- Listed entries:
## START
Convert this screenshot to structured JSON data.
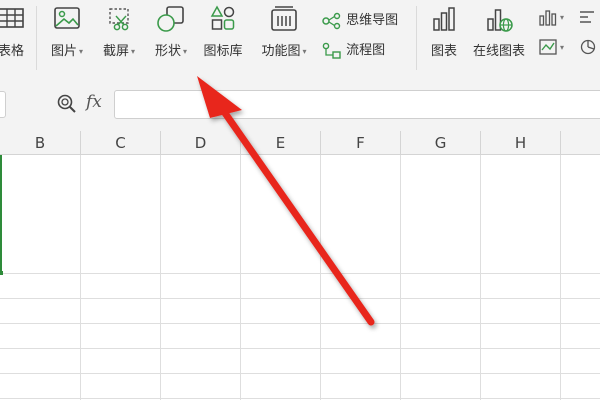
{
  "ribbon": {
    "table_label": "表格",
    "picture_label": "图片",
    "screenshot_label": "截屏",
    "shapes_label": "形状",
    "icon_library_label": "图标库",
    "function_chart_label": "功能图",
    "mind_map_label": "思维导图",
    "flowchart_label": "流程图",
    "chart_label": "图表",
    "online_chart_label": "在线图表"
  },
  "formula_bar": {
    "fx_label": "fx",
    "value": ""
  },
  "sheet": {
    "columns": [
      "B",
      "C",
      "D",
      "E",
      "F",
      "G",
      "H"
    ]
  },
  "annotation": {
    "arrow_color": "#e8261f"
  },
  "colors": {
    "accent_green": "#2e8b3a",
    "toolbar_bg": "#f3f3f3"
  }
}
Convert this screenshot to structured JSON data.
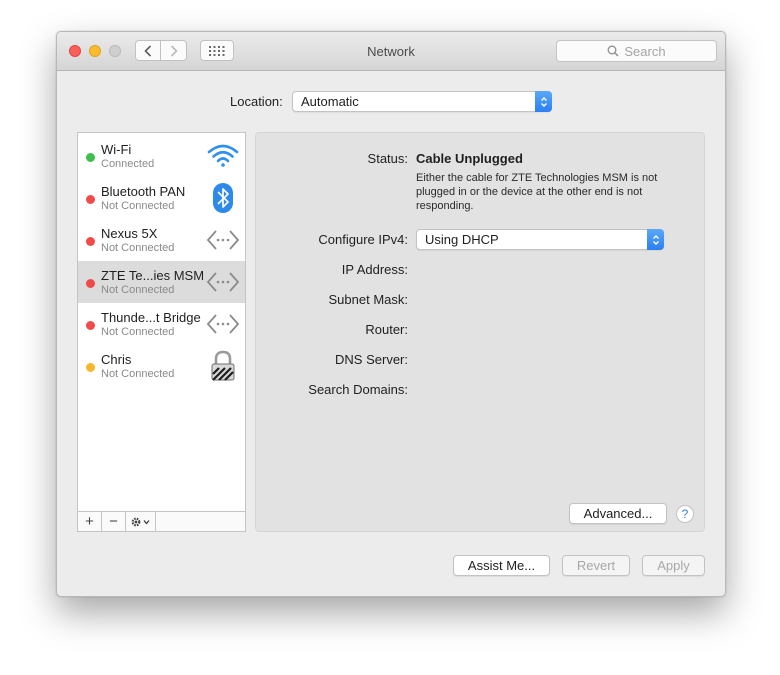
{
  "window": {
    "title": "Network"
  },
  "toolbar": {
    "search_placeholder": "Search"
  },
  "location": {
    "label": "Location:",
    "value": "Automatic"
  },
  "services": [
    {
      "name": "Wi-Fi",
      "status": "Connected",
      "status_color": "#3cc04b",
      "icon": "wifi-icon"
    },
    {
      "name": "Bluetooth PAN",
      "status": "Not Connected",
      "status_color": "#f04b48",
      "icon": "bluetooth-icon"
    },
    {
      "name": "Nexus 5X",
      "status": "Not Connected",
      "status_color": "#f04b48",
      "icon": "ethernet-arrows-icon"
    },
    {
      "name": "ZTE Te...ies MSM",
      "status": "Not Connected",
      "status_color": "#f04b48",
      "icon": "ethernet-arrows-icon",
      "selected": true
    },
    {
      "name": "Thunde...t Bridge",
      "status": "Not Connected",
      "status_color": "#f04b48",
      "icon": "ethernet-arrows-icon"
    },
    {
      "name": "Chris",
      "status": "Not Connected",
      "status_color": "#f5b72e",
      "icon": "vpn-lock-icon"
    }
  ],
  "sidebar_controls": {
    "add": "+",
    "remove": "−"
  },
  "detail": {
    "status_label": "Status:",
    "status_value": "Cable Unplugged",
    "status_description": "Either the cable for ZTE Technologies MSM is not plugged in or the device at the other end is not responding.",
    "configure_label": "Configure IPv4:",
    "configure_value": "Using DHCP",
    "ip_label": "IP Address:",
    "subnet_label": "Subnet Mask:",
    "router_label": "Router:",
    "dns_label": "DNS Server:",
    "search_domains_label": "Search Domains:",
    "advanced_label": "Advanced...",
    "help_label": "?"
  },
  "footer": {
    "assist_label": "Assist Me...",
    "revert_label": "Revert",
    "apply_label": "Apply"
  },
  "colors": {
    "accent": "#2a7ff2",
    "connected": "#3cc04b",
    "not_connected": "#f04b48",
    "pending": "#f5b72e"
  }
}
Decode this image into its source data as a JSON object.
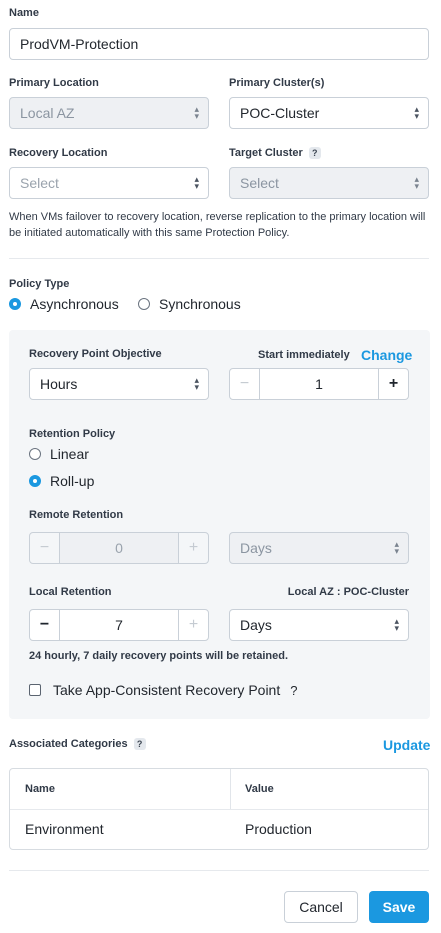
## END
- Task details:
Repeat each entry above word for word, leaving every picture out.

- Finished exercise:
Convert this screenshot to structured JSON data.
{
  "ribbon": {
    "table_label": "表格",
    "picture_label": "图片",
    "screenshot_label": "截屏",
    "shapes_label": "形状",
    "icon_library_label": "图标库",
    "function_chart_label": "功能图",
    "mind_map_label": "思维导图",
    "flowchart_label": "流程图",
    "chart_label": "图表",
    "online_chart_label": "在线图表"
  },
  "formula_bar": {
    "fx_label": "fx",
    "value": ""
  },
  "sheet": {
    "columns": [
      "B",
      "C",
      "D",
      "E",
      "F",
      "G",
      "H"
    ]
  },
  "annotation": {
    "arrow_color": "#e8261f"
  },
  "colors": {
    "accent_green": "#2e8b3a",
    "toolbar_bg": "#f3f3f3"
  }
}
Convert this screenshot to structured JSON data.
{
  "window": {
    "title": "Network"
  },
  "toolbar": {
    "search_placeholder": "Search"
  },
  "location": {
    "label": "Location:",
    "value": "Automatic"
  },
  "services": [
    {
      "name": "Wi-Fi",
      "status": "Connected",
      "status_color": "#3cc04b",
      "icon": "wifi-icon"
    },
    {
      "name": "Bluetooth PAN",
      "status": "Not Connected",
      "status_color": "#f04b48",
      "icon": "bluetooth-icon"
    },
    {
      "name": "Nexus 5X",
      "status": "Not Connected",
      "status_color": "#f04b48",
      "icon": "ethernet-arrows-icon"
    },
    {
      "name": "ZTE Te...ies MSM",
      "status": "Not Connected",
      "status_color": "#f04b48",
      "icon": "ethernet-arrows-icon",
      "selected": true
    },
    {
      "name": "Thunde...t Bridge",
      "status": "Not Connected",
      "status_color": "#f04b48",
      "icon": "ethernet-arrows-icon"
    },
    {
      "name": "Chris",
      "status": "Not Connected",
      "status_color": "#f5b72e",
      "icon": "vpn-lock-icon"
    }
  ],
  "sidebar_controls": {
    "add": "+",
    "remove": "−"
  },
  "detail": {
    "status_label": "Status:",
    "status_value": "Cable Unplugged",
    "status_description": "Either the cable for ZTE Technologies MSM is not plugged in or the device at the other end is not responding.",
    "configure_label": "Configure IPv4:",
    "configure_value": "Using DHCP",
    "ip_label": "IP Address:",
    "subnet_label": "Subnet Mask:",
    "router_label": "Router:",
    "dns_label": "DNS Server:",
    "search_domains_label": "Search Domains:",
    "advanced_label": "Advanced...",
    "help_label": "?"
  },
  "footer": {
    "assist_label": "Assist Me...",
    "revert_label": "Revert",
    "apply_label": "Apply"
  },
  "colors": {
    "accent": "#2a7ff2",
    "connected": "#3cc04b",
    "not_connected": "#f04b48",
    "pending": "#f5b72e"
  }
}
Decode this image into its source data as a JSON object.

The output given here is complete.